» DATA FOR PROCESSING
####

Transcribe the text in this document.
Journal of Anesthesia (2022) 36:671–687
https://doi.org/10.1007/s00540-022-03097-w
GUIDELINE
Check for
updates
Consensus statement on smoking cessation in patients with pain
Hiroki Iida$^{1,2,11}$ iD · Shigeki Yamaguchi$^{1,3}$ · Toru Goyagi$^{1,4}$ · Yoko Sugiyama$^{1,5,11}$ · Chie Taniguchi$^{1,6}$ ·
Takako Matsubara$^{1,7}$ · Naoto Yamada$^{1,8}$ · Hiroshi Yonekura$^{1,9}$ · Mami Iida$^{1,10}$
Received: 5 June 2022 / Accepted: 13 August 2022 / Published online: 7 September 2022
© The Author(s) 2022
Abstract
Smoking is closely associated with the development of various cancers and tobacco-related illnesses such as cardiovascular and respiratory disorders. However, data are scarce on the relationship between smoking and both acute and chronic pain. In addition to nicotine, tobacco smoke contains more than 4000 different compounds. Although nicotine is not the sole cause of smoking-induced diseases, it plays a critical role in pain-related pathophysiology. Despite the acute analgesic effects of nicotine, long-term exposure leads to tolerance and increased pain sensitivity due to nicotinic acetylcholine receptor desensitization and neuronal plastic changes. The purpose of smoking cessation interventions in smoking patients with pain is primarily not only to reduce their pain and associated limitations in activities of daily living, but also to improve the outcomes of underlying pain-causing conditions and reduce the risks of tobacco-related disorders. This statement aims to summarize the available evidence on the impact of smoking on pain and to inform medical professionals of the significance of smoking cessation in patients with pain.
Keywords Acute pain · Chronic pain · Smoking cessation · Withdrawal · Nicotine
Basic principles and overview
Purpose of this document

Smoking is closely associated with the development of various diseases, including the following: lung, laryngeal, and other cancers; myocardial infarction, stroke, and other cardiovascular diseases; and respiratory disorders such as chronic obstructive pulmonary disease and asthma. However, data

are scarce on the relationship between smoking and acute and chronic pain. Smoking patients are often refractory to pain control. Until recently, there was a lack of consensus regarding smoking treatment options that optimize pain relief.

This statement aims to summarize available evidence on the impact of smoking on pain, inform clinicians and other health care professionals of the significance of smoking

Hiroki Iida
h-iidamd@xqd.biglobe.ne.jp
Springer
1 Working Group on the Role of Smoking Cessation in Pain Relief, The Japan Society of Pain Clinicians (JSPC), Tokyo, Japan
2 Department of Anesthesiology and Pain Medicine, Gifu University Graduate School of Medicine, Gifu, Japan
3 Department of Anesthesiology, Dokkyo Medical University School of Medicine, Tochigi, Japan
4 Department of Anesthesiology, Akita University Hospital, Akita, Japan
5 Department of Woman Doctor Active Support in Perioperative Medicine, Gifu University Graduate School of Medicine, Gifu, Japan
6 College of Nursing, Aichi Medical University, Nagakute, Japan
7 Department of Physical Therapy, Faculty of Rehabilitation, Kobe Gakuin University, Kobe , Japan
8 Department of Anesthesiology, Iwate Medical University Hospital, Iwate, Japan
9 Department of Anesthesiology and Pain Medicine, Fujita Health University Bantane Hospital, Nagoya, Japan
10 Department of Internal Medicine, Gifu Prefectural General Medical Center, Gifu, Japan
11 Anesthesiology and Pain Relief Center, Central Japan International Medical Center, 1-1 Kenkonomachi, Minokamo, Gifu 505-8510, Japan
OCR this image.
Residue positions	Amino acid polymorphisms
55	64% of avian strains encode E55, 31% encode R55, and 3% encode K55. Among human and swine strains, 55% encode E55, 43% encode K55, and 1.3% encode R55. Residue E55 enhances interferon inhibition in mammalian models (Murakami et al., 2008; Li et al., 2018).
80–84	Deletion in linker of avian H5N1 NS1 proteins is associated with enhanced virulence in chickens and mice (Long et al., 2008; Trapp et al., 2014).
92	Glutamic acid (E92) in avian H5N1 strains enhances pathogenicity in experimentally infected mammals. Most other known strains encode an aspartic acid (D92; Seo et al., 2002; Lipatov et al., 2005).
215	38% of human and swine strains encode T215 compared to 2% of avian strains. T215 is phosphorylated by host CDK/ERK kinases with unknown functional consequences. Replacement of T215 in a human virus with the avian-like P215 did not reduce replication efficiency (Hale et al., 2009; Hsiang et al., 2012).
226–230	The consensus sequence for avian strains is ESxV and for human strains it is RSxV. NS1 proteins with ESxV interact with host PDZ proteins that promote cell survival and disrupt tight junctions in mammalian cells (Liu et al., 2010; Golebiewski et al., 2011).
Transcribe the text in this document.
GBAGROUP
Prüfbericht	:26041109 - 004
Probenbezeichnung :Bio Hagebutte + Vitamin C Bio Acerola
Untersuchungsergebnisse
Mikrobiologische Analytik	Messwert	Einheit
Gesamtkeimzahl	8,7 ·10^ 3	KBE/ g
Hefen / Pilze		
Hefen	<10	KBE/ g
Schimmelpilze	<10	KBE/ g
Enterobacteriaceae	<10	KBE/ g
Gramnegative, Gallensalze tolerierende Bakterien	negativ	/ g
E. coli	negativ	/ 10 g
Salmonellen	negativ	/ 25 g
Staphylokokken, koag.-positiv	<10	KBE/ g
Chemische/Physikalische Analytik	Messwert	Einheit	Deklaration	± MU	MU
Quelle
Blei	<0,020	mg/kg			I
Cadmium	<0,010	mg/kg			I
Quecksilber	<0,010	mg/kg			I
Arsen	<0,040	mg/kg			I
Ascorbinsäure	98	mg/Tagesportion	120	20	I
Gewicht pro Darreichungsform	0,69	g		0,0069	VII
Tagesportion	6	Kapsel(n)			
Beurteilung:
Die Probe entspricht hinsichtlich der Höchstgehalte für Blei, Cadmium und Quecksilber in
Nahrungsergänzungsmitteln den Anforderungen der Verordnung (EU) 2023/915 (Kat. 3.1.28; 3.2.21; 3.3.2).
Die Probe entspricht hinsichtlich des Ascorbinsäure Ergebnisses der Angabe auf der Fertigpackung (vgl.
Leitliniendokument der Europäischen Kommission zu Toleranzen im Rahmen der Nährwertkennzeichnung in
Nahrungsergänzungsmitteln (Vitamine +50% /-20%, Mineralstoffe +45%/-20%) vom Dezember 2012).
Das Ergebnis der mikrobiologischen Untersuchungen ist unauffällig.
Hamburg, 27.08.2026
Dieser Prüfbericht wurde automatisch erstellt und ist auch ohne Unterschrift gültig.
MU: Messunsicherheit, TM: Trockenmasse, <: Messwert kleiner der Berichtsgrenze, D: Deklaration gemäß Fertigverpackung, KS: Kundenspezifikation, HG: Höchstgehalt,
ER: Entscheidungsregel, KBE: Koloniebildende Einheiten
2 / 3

####

» THE PROBLEM
All the data above should be restated in full, exactly.

» ANSWER TO THIS TASK
Transcribe the text in this document.
Journal of Anesthesia (2022) 36:671–687
https://doi.org/10.1007/s00540-022-03097-w
GUIDELINE
Check for
updates
Consensus statement on smoking cessation in patients with pain
Hiroki Iida$^{1,2,11}$ iD · Shigeki Yamaguchi$^{1,3}$ · Toru Goyagi$^{1,4}$ · Yoko Sugiyama$^{1,5,11}$ · Chie Taniguchi$^{1,6}$ ·
Takako Matsubara$^{1,7}$ · Naoto Yamada$^{1,8}$ · Hiroshi Yonekura$^{1,9}$ · Mami Iida$^{1,10}$
Received: 5 June 2022 / Accepted: 13 August 2022 / Published online: 7 September 2022
© The Author(s) 2022
Abstract
Smoking is closely associated with the development of various cancers and tobacco-related illnesses such as cardiovascular and respiratory disorders. However, data are scarce on the relationship between smoking and both acute and chronic pain. In addition to nicotine, tobacco smoke contains more than 4000 different compounds. Although nicotine is not the sole cause of smoking-induced diseases, it plays a critical role in pain-related pathophysiology. Despite the acute analgesic effects of nicotine, long-term exposure leads to tolerance and increased pain sensitivity due to nicotinic acetylcholine receptor desensitization and neuronal plastic changes. The purpose of smoking cessation interventions in smoking patients with pain is primarily not only to reduce their pain and associated limitations in activities of daily living, but also to improve the outcomes of underlying pain-causing conditions and reduce the risks of tobacco-related disorders. This statement aims to summarize the available evidence on the impact of smoking on pain and to inform medical professionals of the significance of smoking cessation in patients with pain.
Keywords Acute pain · Chronic pain · Smoking cessation · Withdrawal · Nicotine
Basic principles and overview
Purpose of this document

Smoking is closely associated with the development of various diseases, including the following: lung, laryngeal, and other cancers; myocardial infarction, stroke, and other cardiovascular diseases; and respiratory disorders such as chronic obstructive pulmonary disease and asthma. However, data

are scarce on the relationship between smoking and acute and chronic pain. Smoking patients are often refractory to pain control. Until recently, there was a lack of consensus regarding smoking treatment options that optimize pain relief.

This statement aims to summarize available evidence on the impact of smoking on pain, inform clinicians and other health care professionals of the significance of smoking

Hiroki Iida
h-iidamd@xqd.biglobe.ne.jp
Springer
1 Working Group on the Role of Smoking Cessation in Pain Relief, The Japan Society of Pain Clinicians (JSPC), Tokyo, Japan
2 Department of Anesthesiology and Pain Medicine, Gifu University Graduate School of Medicine, Gifu, Japan
3 Department of Anesthesiology, Dokkyo Medical University School of Medicine, Tochigi, Japan
4 Department of Anesthesiology, Akita University Hospital, Akita, Japan
5 Department of Woman Doctor Active Support in Perioperative Medicine, Gifu University Graduate School of Medicine, Gifu, Japan
6 College of Nursing, Aichi Medical University, Nagakute, Japan
7 Department of Physical Therapy, Faculty of Rehabilitation, Kobe Gakuin University, Kobe , Japan
8 Department of Anesthesiology, Iwate Medical University Hospital, Iwate, Japan
9 Department of Anesthesiology and Pain Medicine, Fujita Health University Bantane Hospital, Nagoya, Japan
10 Department of Internal Medicine, Gifu Prefectural General Medical Center, Gifu, Japan
11 Anesthesiology and Pain Relief Center, Central Japan International Medical Center, 1-1 Kenkonomachi, Minokamo, Gifu 505-8510, Japan
OCR this image.
Residue positions	Amino acid polymorphisms
55	64% of avian strains encode E55, 31% encode R55, and 3% encode K55. Among human and swine strains, 55% encode E55, 43% encode K55, and 1.3% encode R55. Residue E55 enhances interferon inhibition in mammalian models (Murakami et al., 2008; Li et al., 2018).
80–84	Deletion in linker of avian H5N1 NS1 proteins is associated with enhanced virulence in chickens and mice (Long et al., 2008; Trapp et al., 2014).
92	Glutamic acid (E92) in avian H5N1 strains enhances pathogenicity in experimentally infected mammals. Most other known strains encode an aspartic acid (D92; Seo et al., 2002; Lipatov et al., 2005).
215	38% of human and swine strains encode T215 compared to 2% of avian strains. T215 is phosphorylated by host CDK/ERK kinases with unknown functional consequences. Replacement of T215 in a human virus with the avian-like P215 did not reduce replication efficiency (Hale et al., 2009; Hsiang et al., 2012).
226–230	The consensus sequence for avian strains is ESxV and for human strains it is RSxV. NS1 proteins with ESxV interact with host PDZ proteins that promote cell survival and disrupt tight junctions in mammalian cells (Liu et al., 2010; Golebiewski et al., 2011).
Transcribe the text in this document.
GBAGROUP
Prüfbericht	:26041109 - 004
Probenbezeichnung :Bio Hagebutte + Vitamin C Bio Acerola
Untersuchungsergebnisse
Mikrobiologische Analytik	Messwert	Einheit
Gesamtkeimzahl	8,7 ·10^ 3	KBE/ g
Hefen / Pilze		
Hefen	<10	KBE/ g
Schimmelpilze	<10	KBE/ g
Enterobacteriaceae	<10	KBE/ g
Gramnegative, Gallensalze tolerierende Bakterien	negativ	/ g
E. coli	negativ	/ 10 g
Salmonellen	negativ	/ 25 g
Staphylokokken, koag.-positiv	<10	KBE/ g
Chemische/Physikalische Analytik	Messwert	Einheit	Deklaration	± MU	MU
Quelle
Blei	<0,020	mg/kg			I
Cadmium	<0,010	mg/kg			I
Quecksilber	<0,010	mg/kg			I
Arsen	<0,040	mg/kg			I
Ascorbinsäure	98	mg/Tagesportion	120	20	I
Gewicht pro Darreichungsform	0,69	g		0,0069	VII
Tagesportion	6	Kapsel(n)			
Beurteilung:
Die Probe entspricht hinsichtlich der Höchstgehalte für Blei, Cadmium und Quecksilber in
Nahrungsergänzungsmitteln den Anforderungen der Verordnung (EU) 2023/915 (Kat. 3.1.28; 3.2.21; 3.3.2).
Die Probe entspricht hinsichtlich des Ascorbinsäure Ergebnisses der Angabe auf der Fertigpackung (vgl.
Leitliniendokument der Europäischen Kommission zu Toleranzen im Rahmen der Nährwertkennzeichnung in
Nahrungsergänzungsmitteln (Vitamine +50% /-20%, Mineralstoffe +45%/-20%) vom Dezember 2012).
Das Ergebnis der mikrobiologischen Untersuchungen ist unauffällig.
Hamburg, 27.08.2026
Dieser Prüfbericht wurde automatisch erstellt und ist auch ohne Unterschrift gültig.
MU: Messunsicherheit, TM: Trockenmasse, <: Messwert kleiner der Berichtsgrenze, D: Deklaration gemäß Fertigverpackung, KS: Kundenspezifikation, HG: Höchstgehalt,
ER: Entscheidungsregel, KBE: Koloniebildende Einheiten
2 / 3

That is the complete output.